Data excerpts:
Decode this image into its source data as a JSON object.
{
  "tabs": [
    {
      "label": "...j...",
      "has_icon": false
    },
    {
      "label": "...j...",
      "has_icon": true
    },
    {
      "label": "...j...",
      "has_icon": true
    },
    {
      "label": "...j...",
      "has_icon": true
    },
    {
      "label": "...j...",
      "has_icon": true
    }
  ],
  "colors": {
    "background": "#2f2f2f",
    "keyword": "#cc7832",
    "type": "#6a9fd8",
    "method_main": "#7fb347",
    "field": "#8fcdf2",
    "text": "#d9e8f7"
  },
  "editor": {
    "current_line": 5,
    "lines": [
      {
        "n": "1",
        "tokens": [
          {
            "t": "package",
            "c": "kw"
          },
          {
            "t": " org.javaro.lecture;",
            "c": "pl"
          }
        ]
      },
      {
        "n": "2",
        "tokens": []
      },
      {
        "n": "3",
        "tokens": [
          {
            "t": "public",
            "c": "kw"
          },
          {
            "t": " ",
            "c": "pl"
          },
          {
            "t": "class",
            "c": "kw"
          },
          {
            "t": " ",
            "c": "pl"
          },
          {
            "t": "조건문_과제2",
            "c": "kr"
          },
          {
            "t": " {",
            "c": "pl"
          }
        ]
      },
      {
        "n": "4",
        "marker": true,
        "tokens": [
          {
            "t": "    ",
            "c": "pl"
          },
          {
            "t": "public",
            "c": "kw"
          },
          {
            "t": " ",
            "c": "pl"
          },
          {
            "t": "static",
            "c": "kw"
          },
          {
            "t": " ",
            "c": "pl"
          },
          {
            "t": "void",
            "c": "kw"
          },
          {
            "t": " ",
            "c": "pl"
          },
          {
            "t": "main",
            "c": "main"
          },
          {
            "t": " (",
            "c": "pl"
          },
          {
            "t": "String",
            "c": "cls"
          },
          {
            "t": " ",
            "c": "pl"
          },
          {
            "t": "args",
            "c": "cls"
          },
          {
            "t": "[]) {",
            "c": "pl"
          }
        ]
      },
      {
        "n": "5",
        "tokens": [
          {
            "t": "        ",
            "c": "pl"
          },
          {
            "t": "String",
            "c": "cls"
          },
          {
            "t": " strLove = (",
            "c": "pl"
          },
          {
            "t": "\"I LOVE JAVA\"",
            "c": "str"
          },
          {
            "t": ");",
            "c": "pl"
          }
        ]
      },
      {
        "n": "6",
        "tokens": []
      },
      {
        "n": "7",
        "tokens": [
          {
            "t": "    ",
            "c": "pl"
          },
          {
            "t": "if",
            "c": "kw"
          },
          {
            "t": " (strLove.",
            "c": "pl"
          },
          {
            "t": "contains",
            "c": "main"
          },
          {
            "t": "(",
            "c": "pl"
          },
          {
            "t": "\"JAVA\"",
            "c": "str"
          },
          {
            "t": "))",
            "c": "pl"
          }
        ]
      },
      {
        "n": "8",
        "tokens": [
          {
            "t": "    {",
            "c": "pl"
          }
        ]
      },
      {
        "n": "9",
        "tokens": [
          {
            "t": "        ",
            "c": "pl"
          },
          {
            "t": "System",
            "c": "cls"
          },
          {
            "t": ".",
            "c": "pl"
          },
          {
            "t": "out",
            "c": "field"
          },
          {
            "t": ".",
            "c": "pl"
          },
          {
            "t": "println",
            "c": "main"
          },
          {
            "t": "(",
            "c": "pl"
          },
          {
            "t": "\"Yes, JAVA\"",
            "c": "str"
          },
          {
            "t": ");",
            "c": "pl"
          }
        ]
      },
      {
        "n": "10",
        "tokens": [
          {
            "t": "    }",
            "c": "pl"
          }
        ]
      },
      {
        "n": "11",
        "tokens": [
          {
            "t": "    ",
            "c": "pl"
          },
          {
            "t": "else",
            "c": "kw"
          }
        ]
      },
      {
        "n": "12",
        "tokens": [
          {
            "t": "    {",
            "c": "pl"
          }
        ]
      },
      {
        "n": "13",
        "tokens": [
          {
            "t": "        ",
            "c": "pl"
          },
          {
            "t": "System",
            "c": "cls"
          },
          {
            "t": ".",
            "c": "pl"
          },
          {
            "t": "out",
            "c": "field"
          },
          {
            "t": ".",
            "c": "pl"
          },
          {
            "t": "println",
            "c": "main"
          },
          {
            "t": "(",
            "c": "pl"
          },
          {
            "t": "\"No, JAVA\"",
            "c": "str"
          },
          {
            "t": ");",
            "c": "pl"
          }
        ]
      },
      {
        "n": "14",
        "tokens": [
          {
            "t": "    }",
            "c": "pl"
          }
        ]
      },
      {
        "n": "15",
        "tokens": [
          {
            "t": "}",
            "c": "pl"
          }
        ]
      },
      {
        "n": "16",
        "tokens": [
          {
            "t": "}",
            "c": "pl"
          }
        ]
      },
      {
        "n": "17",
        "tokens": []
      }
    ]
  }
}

| Directive |
Go through the listing above and restate it word for word.

| Reply to the exercise |
Decode this image into its source data as a JSON object.
{
  "tabs": [
    {
      "label": "...j...",
      "has_icon": false
    },
    {
      "label": "...j...",
      "has_icon": true
    },
    {
      "label": "...j...",
      "has_icon": true
    },
    {
      "label": "...j...",
      "has_icon": true
    },
    {
      "label": "...j...",
      "has_icon": true
    }
  ],
  "colors": {
    "background": "#2f2f2f",
    "keyword": "#cc7832",
    "type": "#6a9fd8",
    "method_main": "#7fb347",
    "field": "#8fcdf2",
    "text": "#d9e8f7"
  },
  "editor": {
    "current_line": 5,
    "lines": [
      {
        "n": "1",
        "tokens": [
          {
            "t": "package",
            "c": "kw"
          },
          {
            "t": " org.javaro.lecture;",
            "c": "pl"
          }
        ]
      },
      {
        "n": "2",
        "tokens": []
      },
      {
        "n": "3",
        "tokens": [
          {
            "t": "public",
            "c": "kw"
          },
          {
            "t": " ",
            "c": "pl"
          },
          {
            "t": "class",
            "c": "kw"
          },
          {
            "t": " ",
            "c": "pl"
          },
          {
            "t": "조건문_과제2",
            "c": "kr"
          },
          {
            "t": " {",
            "c": "pl"
          }
        ]
      },
      {
        "n": "4",
        "marker": true,
        "tokens": [
          {
            "t": "    ",
            "c": "pl"
          },
          {
            "t": "public",
            "c": "kw"
          },
          {
            "t": " ",
            "c": "pl"
          },
          {
            "t": "static",
            "c": "kw"
          },
          {
            "t": " ",
            "c": "pl"
          },
          {
            "t": "void",
            "c": "kw"
          },
          {
            "t": " ",
            "c": "pl"
          },
          {
            "t": "main",
            "c": "main"
          },
          {
            "t": " (",
            "c": "pl"
          },
          {
            "t": "String",
            "c": "cls"
          },
          {
            "t": " ",
            "c": "pl"
          },
          {
            "t": "args",
            "c": "cls"
          },
          {
            "t": "[]) {",
            "c": "pl"
          }
        ]
      },
      {
        "n": "5",
        "tokens": [
          {
            "t": "        ",
            "c": "pl"
          },
          {
            "t": "String",
            "c": "cls"
          },
          {
            "t": " strLove = (",
            "c": "pl"
          },
          {
            "t": "\"I LOVE JAVA\"",
            "c": "str"
          },
          {
            "t": ");",
            "c": "pl"
          }
        ]
      },
      {
        "n": "6",
        "tokens": []
      },
      {
        "n": "7",
        "tokens": [
          {
            "t": "    ",
            "c": "pl"
          },
          {
            "t": "if",
            "c": "kw"
          },
          {
            "t": " (strLove.",
            "c": "pl"
          },
          {
            "t": "contains",
            "c": "main"
          },
          {
            "t": "(",
            "c": "pl"
          },
          {
            "t": "\"JAVA\"",
            "c": "str"
          },
          {
            "t": "))",
            "c": "pl"
          }
        ]
      },
      {
        "n": "8",
        "tokens": [
          {
            "t": "    {",
            "c": "pl"
          }
        ]
      },
      {
        "n": "9",
        "tokens": [
          {
            "t": "        ",
            "c": "pl"
          },
          {
            "t": "System",
            "c": "cls"
          },
          {
            "t": ".",
            "c": "pl"
          },
          {
            "t": "out",
            "c": "field"
          },
          {
            "t": ".",
            "c": "pl"
          },
          {
            "t": "println",
            "c": "main"
          },
          {
            "t": "(",
            "c": "pl"
          },
          {
            "t": "\"Yes, JAVA\"",
            "c": "str"
          },
          {
            "t": ");",
            "c": "pl"
          }
        ]
      },
      {
        "n": "10",
        "tokens": [
          {
            "t": "    }",
            "c": "pl"
          }
        ]
      },
      {
        "n": "11",
        "tokens": [
          {
            "t": "    ",
            "c": "pl"
          },
          {
            "t": "else",
            "c": "kw"
          }
        ]
      },
      {
        "n": "12",
        "tokens": [
          {
            "t": "    {",
            "c": "pl"
          }
        ]
      },
      {
        "n": "13",
        "tokens": [
          {
            "t": "        ",
            "c": "pl"
          },
          {
            "t": "System",
            "c": "cls"
          },
          {
            "t": ".",
            "c": "pl"
          },
          {
            "t": "out",
            "c": "field"
          },
          {
            "t": ".",
            "c": "pl"
          },
          {
            "t": "println",
            "c": "main"
          },
          {
            "t": "(",
            "c": "pl"
          },
          {
            "t": "\"No, JAVA\"",
            "c": "str"
          },
          {
            "t": ");",
            "c": "pl"
          }
        ]
      },
      {
        "n": "14",
        "tokens": [
          {
            "t": "    }",
            "c": "pl"
          }
        ]
      },
      {
        "n": "15",
        "tokens": [
          {
            "t": "}",
            "c": "pl"
          }
        ]
      },
      {
        "n": "16",
        "tokens": [
          {
            "t": "}",
            "c": "pl"
          }
        ]
      },
      {
        "n": "17",
        "tokens": []
      }
    ]
  }
}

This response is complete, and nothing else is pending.